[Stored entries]
------------------------------------------------------------
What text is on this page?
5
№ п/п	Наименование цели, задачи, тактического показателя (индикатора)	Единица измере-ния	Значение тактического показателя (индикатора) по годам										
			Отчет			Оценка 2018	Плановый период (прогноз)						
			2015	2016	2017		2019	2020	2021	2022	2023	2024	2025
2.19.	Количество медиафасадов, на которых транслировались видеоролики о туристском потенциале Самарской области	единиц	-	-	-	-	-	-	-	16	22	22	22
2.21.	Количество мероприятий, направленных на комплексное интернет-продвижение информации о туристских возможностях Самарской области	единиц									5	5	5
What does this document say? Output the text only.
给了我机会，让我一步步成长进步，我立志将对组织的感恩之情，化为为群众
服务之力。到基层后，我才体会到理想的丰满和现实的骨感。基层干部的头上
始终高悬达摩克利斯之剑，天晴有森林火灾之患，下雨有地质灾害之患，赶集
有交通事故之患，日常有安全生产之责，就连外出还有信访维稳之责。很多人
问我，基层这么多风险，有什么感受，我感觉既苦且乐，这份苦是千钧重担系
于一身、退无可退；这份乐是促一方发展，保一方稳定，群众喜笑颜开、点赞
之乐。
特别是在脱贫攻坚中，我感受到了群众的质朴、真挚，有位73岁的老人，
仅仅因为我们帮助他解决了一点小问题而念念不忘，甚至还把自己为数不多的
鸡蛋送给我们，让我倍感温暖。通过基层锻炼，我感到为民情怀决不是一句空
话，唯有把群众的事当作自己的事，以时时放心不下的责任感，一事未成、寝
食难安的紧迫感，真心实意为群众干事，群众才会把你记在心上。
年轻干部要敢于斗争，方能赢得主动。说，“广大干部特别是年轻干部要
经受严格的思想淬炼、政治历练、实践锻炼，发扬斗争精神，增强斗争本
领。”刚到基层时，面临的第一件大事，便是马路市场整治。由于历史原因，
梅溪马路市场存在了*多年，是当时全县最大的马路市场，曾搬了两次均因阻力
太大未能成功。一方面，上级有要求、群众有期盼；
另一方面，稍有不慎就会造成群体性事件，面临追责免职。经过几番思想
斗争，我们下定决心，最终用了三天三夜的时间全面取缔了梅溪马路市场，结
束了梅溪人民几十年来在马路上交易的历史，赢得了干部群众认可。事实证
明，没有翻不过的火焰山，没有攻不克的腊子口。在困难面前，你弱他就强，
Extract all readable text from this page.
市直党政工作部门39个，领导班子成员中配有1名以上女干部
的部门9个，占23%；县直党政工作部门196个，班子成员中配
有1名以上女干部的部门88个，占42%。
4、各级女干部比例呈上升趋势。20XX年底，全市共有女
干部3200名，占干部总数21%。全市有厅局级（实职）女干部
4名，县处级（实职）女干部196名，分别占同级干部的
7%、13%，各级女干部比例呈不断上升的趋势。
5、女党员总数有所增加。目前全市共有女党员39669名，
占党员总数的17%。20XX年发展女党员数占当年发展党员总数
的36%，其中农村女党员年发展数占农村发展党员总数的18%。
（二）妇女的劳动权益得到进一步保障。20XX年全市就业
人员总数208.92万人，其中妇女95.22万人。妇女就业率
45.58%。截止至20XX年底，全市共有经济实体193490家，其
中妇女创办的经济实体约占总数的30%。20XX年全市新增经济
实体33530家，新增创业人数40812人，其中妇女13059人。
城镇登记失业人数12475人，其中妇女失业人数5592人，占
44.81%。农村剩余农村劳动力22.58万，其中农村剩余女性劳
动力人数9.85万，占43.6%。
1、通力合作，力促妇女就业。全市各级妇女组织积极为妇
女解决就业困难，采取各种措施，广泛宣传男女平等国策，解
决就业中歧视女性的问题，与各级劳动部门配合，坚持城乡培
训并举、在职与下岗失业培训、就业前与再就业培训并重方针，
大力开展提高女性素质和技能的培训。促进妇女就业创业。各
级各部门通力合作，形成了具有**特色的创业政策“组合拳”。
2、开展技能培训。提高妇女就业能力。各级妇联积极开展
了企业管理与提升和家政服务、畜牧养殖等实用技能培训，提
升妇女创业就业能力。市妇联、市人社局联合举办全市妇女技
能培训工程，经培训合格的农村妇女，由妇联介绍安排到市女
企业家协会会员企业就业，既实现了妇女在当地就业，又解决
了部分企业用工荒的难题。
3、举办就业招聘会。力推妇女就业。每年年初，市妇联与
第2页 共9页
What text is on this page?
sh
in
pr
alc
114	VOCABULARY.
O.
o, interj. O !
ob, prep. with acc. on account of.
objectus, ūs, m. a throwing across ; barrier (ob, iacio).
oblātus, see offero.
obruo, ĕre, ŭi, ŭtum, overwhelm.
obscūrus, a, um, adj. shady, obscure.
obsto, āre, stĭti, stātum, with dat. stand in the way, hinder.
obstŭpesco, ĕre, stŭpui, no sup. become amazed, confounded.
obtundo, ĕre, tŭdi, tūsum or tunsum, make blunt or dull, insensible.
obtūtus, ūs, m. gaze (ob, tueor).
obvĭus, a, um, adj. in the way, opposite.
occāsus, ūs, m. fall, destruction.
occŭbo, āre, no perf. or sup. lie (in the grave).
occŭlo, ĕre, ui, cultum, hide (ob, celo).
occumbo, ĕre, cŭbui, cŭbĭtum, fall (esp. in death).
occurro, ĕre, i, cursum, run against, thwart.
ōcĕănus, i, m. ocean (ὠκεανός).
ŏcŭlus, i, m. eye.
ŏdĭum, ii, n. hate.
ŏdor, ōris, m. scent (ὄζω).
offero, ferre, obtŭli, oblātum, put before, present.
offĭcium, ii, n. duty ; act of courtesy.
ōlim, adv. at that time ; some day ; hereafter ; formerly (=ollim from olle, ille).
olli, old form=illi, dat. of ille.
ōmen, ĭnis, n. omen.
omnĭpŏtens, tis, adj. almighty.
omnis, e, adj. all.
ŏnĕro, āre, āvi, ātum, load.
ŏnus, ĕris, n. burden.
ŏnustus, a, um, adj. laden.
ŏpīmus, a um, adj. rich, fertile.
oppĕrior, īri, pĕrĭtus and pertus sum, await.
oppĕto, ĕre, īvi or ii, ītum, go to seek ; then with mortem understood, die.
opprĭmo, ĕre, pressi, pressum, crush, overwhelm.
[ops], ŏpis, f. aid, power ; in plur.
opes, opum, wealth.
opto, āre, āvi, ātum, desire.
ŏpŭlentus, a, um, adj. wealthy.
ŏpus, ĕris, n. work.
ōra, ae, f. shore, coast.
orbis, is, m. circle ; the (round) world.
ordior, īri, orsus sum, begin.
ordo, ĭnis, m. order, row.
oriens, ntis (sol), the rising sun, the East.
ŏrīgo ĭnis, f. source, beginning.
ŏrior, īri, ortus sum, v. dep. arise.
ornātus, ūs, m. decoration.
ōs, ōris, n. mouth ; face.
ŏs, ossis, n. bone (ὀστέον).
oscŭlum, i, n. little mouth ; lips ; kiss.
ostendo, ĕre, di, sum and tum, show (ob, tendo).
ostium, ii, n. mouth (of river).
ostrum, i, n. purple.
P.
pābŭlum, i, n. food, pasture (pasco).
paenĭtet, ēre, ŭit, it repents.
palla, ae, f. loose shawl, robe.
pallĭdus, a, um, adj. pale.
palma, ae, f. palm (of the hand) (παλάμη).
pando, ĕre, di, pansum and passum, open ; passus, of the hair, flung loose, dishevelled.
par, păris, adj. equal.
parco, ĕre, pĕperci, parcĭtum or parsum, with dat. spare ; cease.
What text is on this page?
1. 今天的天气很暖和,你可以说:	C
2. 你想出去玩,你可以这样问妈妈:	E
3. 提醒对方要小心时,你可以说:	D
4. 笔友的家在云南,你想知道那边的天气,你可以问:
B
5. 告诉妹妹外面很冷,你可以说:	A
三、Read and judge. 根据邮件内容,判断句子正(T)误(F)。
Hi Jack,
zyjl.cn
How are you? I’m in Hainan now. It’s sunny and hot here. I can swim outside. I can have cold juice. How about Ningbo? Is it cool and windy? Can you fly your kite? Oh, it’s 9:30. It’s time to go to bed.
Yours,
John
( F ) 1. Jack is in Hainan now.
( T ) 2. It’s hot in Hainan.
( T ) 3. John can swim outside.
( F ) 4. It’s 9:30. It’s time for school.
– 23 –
------------------------------------------------------------
## [EXERCISE AIM]
Search the lines for the string "with" and copy every line that has it.

## [WRITTEN ANSWER]
ob, prep. with acc. on account of.
obsto, āre, stĭti, stātum, with dat. stand in the way, hinder.
oppĕto, ĕre, īvi or ii, ītum, go to seek ; then with mortem understood, die.
parco, ĕre, pĕperci, parcĭtum or parsum, with dat. spare ; cease.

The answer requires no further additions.